# EXERCISE INPUT
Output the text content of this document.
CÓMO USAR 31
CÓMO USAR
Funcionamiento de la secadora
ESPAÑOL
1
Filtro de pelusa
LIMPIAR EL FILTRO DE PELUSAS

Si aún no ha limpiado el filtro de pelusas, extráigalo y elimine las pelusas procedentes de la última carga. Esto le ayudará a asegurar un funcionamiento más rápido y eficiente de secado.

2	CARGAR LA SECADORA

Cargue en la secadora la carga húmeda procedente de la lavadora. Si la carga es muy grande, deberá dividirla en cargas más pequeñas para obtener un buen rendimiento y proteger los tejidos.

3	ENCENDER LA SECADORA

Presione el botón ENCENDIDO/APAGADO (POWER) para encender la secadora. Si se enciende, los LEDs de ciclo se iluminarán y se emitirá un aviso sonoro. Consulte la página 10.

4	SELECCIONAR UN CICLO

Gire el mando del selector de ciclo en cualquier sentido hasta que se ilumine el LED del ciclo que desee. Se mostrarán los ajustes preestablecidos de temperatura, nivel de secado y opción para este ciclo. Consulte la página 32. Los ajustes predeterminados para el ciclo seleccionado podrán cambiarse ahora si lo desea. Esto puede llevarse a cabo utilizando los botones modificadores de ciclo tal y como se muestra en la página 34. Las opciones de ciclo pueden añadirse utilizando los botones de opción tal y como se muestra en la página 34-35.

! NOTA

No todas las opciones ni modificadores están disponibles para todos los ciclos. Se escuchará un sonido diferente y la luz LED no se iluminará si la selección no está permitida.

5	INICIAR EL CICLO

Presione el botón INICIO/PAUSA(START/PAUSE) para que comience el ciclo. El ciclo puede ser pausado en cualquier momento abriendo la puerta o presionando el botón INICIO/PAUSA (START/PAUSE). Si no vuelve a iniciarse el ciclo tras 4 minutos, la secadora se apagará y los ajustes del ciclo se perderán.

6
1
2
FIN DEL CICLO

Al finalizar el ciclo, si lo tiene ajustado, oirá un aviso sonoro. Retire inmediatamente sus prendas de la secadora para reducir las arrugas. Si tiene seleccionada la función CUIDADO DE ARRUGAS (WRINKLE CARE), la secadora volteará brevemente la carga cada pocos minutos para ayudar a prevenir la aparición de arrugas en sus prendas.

# GIVEN TASK
Quote the data in full, keeping each word unchanged.

# PROBLEM SOLUTION
Output the text content of this document.
CÓMO USAR 31
CÓMO USAR
Funcionamiento de la secadora
ESPAÑOL
1
Filtro de pelusa
LIMPIAR EL FILTRO DE PELUSAS

Si aún no ha limpiado el filtro de pelusas, extráigalo y elimine las pelusas procedentes de la última carga. Esto le ayudará a asegurar un funcionamiento más rápido y eficiente de secado.

2	CARGAR LA SECADORA

Cargue en la secadora la carga húmeda procedente de la lavadora. Si la carga es muy grande, deberá dividirla en cargas más pequeñas para obtener un buen rendimiento y proteger los tejidos.

3	ENCENDER LA SECADORA

Presione el botón ENCENDIDO/APAGADO (POWER) para encender la secadora. Si se enciende, los LEDs de ciclo se iluminarán y se emitirá un aviso sonoro. Consulte la página 10.

4	SELECCIONAR UN CICLO

Gire el mando del selector de ciclo en cualquier sentido hasta que se ilumine el LED del ciclo que desee. Se mostrarán los ajustes preestablecidos de temperatura, nivel de secado y opción para este ciclo. Consulte la página 32. Los ajustes predeterminados para el ciclo seleccionado podrán cambiarse ahora si lo desea. Esto puede llevarse a cabo utilizando los botones modificadores de ciclo tal y como se muestra en la página 34. Las opciones de ciclo pueden añadirse utilizando los botones de opción tal y como se muestra en la página 34-35.

! NOTA

No todas las opciones ni modificadores están disponibles para todos los ciclos. Se escuchará un sonido diferente y la luz LED no se iluminará si la selección no está permitida.

5	INICIAR EL CICLO

Presione el botón INICIO/PAUSA(START/PAUSE) para que comience el ciclo. El ciclo puede ser pausado en cualquier momento abriendo la puerta o presionando el botón INICIO/PAUSA (START/PAUSE). Si no vuelve a iniciarse el ciclo tras 4 minutos, la secadora se apagará y los ajustes del ciclo se perderán.

6
1
2
FIN DEL CICLO

Al finalizar el ciclo, si lo tiene ajustado, oirá un aviso sonoro. Retire inmediatamente sus prendas de la secadora para reducir las arrugas. Si tiene seleccionada la función CUIDADO DE ARRUGAS (WRINKLE CARE), la secadora volteará brevemente la carga cada pocos minutos para ayudar a prevenir la aparición de arrugas en sus prendas.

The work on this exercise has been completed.